§ **DIRECTIONS FOR THIS TASK**
Below is a set of records; restate each one word for word.

§ **RECORDS SUPPLIED**

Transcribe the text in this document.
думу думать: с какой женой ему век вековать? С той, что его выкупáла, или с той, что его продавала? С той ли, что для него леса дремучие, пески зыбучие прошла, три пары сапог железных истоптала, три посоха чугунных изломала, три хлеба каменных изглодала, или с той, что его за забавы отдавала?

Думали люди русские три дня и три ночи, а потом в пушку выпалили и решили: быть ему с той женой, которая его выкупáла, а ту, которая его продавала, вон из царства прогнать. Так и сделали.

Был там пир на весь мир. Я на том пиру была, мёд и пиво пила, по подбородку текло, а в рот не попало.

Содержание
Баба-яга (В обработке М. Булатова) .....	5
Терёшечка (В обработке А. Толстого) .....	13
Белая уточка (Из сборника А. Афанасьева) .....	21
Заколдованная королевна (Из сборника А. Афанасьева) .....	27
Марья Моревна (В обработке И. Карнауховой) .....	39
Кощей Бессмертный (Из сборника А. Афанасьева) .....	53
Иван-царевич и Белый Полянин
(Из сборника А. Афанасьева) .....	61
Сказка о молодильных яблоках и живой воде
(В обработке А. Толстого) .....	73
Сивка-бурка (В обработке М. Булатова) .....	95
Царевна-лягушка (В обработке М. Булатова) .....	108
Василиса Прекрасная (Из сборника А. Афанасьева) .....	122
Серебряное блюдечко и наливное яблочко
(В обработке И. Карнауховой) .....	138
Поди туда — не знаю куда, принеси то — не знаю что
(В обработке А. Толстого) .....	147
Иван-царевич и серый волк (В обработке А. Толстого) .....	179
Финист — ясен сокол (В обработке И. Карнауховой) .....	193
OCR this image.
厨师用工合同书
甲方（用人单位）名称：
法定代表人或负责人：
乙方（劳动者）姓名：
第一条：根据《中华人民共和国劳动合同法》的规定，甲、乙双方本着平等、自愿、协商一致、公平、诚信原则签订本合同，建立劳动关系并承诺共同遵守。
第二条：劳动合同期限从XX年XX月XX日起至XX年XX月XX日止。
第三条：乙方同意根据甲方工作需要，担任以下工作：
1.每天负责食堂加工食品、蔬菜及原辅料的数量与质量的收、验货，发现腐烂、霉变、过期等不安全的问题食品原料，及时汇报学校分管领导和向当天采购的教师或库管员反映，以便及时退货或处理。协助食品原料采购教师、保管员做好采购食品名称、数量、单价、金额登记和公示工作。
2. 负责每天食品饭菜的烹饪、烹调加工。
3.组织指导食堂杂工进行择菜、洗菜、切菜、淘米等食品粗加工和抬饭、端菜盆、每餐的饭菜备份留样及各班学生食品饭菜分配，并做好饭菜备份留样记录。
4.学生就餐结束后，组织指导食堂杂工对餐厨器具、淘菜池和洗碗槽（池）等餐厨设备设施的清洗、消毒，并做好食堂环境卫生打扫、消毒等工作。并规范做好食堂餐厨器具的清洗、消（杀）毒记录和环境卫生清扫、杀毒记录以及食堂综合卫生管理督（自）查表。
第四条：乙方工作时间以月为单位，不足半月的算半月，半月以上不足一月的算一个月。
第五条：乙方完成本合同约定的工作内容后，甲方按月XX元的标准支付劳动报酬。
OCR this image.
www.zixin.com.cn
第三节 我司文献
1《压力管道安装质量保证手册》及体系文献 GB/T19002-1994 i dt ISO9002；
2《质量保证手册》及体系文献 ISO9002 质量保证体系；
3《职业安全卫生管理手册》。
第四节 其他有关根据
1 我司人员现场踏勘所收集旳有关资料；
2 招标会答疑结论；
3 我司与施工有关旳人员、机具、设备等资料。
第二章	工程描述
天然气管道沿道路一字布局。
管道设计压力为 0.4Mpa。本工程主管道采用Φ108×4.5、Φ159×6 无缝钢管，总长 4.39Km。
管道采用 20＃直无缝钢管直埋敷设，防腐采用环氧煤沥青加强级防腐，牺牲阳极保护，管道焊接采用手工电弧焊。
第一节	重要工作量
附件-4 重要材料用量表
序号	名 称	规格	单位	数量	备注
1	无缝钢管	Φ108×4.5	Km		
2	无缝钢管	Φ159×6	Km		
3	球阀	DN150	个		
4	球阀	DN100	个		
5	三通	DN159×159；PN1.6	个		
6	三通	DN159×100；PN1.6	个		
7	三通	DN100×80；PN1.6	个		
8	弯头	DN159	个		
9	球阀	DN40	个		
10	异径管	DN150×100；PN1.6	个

§ **SOLUTION TO THIS TASK**
Transcribe the text in this document.
думу думать: с какой женой ему век вековать? С той, что его выкупáла, или с той, что его продавала? С той ли, что для него леса дремучие, пески зыбучие прошла, три пары сапог железных истоптала, три посоха чугунных изломала, три хлеба каменных изглодала, или с той, что его за забавы отдавала?

Думали люди русские три дня и три ночи, а потом в пушку выпалили и решили: быть ему с той женой, которая его выкупáла, а ту, которая его продавала, вон из царства прогнать. Так и сделали.

Был там пир на весь мир. Я на том пиру была, мёд и пиво пила, по подбородку текло, а в рот не попало.

Содержание
Баба-яга (В обработке М. Булатова) .....	5
Терёшечка (В обработке А. Толстого) .....	13
Белая уточка (Из сборника А. Афанасьева) .....	21
Заколдованная королевна (Из сборника А. Афанасьева) .....	27
Марья Моревна (В обработке И. Карнауховой) .....	39
Кощей Бессмертный (Из сборника А. Афанасьева) .....	53
Иван-царевич и Белый Полянин
(Из сборника А. Афанасьева) .....	61
Сказка о молодильных яблоках и живой воде
(В обработке А. Толстого) .....	73
Сивка-бурка (В обработке М. Булатова) .....	95
Царевна-лягушка (В обработке М. Булатова) .....	108
Василиса Прекрасная (Из сборника А. Афанасьева) .....	122
Серебряное блюдечко и наливное яблочко
(В обработке И. Карнауховой) .....	138
Поди туда — не знаю куда, принеси то — не знаю что
(В обработке А. Толстого) .....	147
Иван-царевич и серый волк (В обработке А. Толстого) .....	179
Финист — ясен сокол (В обработке И. Карнауховой) .....	193
OCR this image.
厨师用工合同书
甲方（用人单位）名称：
法定代表人或负责人：
乙方（劳动者）姓名：
第一条：根据《中华人民共和国劳动合同法》的规定，甲、乙双方本着平等、自愿、协商一致、公平、诚信原则签订本合同，建立劳动关系并承诺共同遵守。
第二条：劳动合同期限从XX年XX月XX日起至XX年XX月XX日止。
第三条：乙方同意根据甲方工作需要，担任以下工作：
1.每天负责食堂加工食品、蔬菜及原辅料的数量与质量的收、验货，发现腐烂、霉变、过期等不安全的问题食品原料，及时汇报学校分管领导和向当天采购的教师或库管员反映，以便及时退货或处理。协助食品原料采购教师、保管员做好采购食品名称、数量、单价、金额登记和公示工作。
2. 负责每天食品饭菜的烹饪、烹调加工。
3.组织指导食堂杂工进行择菜、洗菜、切菜、淘米等食品粗加工和抬饭、端菜盆、每餐的饭菜备份留样及各班学生食品饭菜分配，并做好饭菜备份留样记录。
4.学生就餐结束后，组织指导食堂杂工对餐厨器具、淘菜池和洗碗槽（池）等餐厨设备设施的清洗、消毒，并做好食堂环境卫生打扫、消毒等工作。并规范做好食堂餐厨器具的清洗、消（杀）毒记录和环境卫生清扫、杀毒记录以及食堂综合卫生管理督（自）查表。
第四条：乙方工作时间以月为单位，不足半月的算半月，半月以上不足一月的算一个月。
第五条：乙方完成本合同约定的工作内容后，甲方按月XX元的标准支付劳动报酬。
OCR this image.
www.zixin.com.cn
第三节 我司文献
1《压力管道安装质量保证手册》及体系文献 GB/T19002-1994 i dt ISO9002；
2《质量保证手册》及体系文献 ISO9002 质量保证体系；
3《职业安全卫生管理手册》。
第四节 其他有关根据
1 我司人员现场踏勘所收集旳有关资料；
2 招标会答疑结论；
3 我司与施工有关旳人员、机具、设备等资料。
第二章	工程描述
天然气管道沿道路一字布局。
管道设计压力为 0.4Mpa。本工程主管道采用Φ108×4.5、Φ159×6 无缝钢管，总长 4.39Km。
管道采用 20＃直无缝钢管直埋敷设，防腐采用环氧煤沥青加强级防腐，牺牲阳极保护，管道焊接采用手工电弧焊。
第一节	重要工作量
附件-4 重要材料用量表
序号	名 称	规格	单位	数量	备注
1	无缝钢管	Φ108×4.5	Km		
2	无缝钢管	Φ159×6	Km		
3	球阀	DN150	个		
4	球阀	DN100	个		
5	三通	DN159×159；PN1.6	个		
6	三通	DN159×100；PN1.6	个		
7	三通	DN100×80；PN1.6	个		
8	弯头	DN159	个		
9	球阀	DN40	个		
10	异径管	DN150×100；PN1.6	个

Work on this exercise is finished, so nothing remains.